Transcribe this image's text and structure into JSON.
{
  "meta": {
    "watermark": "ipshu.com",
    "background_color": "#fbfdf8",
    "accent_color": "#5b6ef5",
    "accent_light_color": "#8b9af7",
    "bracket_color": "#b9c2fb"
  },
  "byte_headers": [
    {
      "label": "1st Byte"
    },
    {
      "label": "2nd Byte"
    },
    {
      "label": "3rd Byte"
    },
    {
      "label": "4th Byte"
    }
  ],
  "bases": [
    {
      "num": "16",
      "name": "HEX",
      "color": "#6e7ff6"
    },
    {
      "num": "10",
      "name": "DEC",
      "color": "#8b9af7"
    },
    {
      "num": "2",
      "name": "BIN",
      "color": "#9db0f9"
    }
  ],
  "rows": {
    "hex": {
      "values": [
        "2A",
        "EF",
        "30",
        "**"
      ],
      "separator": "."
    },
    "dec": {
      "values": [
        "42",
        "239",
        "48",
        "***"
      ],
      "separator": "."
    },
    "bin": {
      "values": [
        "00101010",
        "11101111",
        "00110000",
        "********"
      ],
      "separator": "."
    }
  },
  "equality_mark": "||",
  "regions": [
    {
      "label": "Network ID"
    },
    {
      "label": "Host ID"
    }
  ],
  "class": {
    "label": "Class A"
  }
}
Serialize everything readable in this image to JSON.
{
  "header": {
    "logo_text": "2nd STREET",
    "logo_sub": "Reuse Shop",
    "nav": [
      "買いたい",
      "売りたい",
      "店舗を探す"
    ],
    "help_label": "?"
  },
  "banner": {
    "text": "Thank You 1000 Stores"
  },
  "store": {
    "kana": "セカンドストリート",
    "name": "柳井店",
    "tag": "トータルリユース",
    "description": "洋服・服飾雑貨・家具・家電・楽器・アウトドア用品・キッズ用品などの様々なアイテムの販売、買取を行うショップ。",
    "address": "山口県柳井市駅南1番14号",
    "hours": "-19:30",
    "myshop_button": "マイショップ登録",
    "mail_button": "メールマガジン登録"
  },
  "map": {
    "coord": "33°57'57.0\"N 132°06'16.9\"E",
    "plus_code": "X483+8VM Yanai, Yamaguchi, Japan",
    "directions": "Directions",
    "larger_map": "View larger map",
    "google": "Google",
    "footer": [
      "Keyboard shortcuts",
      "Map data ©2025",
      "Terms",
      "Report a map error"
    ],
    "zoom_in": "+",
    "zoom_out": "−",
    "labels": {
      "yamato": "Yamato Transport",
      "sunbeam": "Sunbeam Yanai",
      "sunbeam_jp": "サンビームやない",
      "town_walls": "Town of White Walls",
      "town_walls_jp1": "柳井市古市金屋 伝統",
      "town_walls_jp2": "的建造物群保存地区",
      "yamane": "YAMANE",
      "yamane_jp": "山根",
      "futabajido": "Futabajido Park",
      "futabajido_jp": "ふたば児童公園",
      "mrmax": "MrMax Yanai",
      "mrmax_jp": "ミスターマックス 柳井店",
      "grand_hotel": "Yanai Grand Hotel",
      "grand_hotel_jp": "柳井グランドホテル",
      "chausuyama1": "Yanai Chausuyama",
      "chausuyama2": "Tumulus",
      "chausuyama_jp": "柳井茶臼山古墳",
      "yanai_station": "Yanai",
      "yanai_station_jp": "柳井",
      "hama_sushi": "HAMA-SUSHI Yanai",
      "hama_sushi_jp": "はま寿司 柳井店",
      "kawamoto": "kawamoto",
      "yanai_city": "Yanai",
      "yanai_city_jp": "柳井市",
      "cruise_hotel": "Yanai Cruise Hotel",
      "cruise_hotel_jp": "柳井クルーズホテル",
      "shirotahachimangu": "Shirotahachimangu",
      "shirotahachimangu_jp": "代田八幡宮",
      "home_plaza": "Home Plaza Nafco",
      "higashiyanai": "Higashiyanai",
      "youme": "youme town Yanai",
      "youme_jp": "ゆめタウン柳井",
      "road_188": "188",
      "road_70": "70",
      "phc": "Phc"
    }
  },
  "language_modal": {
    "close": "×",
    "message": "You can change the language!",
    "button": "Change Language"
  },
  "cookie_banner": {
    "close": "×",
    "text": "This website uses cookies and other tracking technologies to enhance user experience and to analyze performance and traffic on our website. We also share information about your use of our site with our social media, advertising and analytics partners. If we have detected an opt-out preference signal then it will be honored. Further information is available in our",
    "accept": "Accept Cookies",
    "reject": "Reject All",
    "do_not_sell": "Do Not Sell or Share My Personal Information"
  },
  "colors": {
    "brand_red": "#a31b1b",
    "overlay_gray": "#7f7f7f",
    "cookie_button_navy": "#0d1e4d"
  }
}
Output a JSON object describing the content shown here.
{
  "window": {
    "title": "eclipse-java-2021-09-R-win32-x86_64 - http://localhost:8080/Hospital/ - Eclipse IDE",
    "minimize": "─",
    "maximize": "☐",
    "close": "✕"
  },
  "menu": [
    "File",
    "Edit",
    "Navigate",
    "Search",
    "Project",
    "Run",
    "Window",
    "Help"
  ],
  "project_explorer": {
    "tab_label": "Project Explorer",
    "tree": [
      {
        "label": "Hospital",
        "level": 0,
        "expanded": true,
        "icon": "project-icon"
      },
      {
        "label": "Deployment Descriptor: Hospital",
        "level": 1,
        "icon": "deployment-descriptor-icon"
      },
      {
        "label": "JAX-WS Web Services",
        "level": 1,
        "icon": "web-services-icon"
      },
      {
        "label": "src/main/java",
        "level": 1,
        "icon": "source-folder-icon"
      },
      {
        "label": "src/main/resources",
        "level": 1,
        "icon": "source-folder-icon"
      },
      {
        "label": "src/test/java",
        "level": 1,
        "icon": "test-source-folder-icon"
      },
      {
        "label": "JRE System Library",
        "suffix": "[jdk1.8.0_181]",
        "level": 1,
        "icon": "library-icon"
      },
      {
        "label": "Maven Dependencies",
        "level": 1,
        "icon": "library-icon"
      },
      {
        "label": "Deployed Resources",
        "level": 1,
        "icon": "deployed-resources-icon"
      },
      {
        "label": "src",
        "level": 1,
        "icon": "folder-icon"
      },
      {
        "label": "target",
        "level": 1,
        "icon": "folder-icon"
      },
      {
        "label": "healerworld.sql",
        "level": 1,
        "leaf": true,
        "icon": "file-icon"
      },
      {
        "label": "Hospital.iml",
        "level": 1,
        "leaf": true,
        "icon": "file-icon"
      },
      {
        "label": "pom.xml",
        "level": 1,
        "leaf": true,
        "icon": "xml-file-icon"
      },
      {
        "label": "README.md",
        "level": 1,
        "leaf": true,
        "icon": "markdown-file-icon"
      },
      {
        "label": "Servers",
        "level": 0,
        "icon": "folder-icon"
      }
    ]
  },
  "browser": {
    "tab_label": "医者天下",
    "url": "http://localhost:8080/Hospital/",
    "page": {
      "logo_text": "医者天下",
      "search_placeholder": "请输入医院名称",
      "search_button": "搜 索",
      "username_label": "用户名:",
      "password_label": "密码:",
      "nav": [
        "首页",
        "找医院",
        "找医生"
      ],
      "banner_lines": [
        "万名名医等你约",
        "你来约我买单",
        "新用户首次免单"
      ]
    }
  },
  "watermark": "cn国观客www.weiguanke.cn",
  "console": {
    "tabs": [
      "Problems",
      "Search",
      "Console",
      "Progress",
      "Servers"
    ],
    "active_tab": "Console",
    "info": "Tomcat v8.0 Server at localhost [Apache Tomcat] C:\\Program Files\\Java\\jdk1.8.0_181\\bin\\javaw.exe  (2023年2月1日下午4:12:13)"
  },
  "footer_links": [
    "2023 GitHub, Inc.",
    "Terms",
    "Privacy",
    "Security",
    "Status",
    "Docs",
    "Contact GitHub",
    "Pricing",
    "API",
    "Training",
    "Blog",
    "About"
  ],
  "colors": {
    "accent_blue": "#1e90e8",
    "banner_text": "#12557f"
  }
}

• TASK GOAL: Count the lines of these entries that hold the string "watermark", and give only that number.

• ANSWER BELOW: 2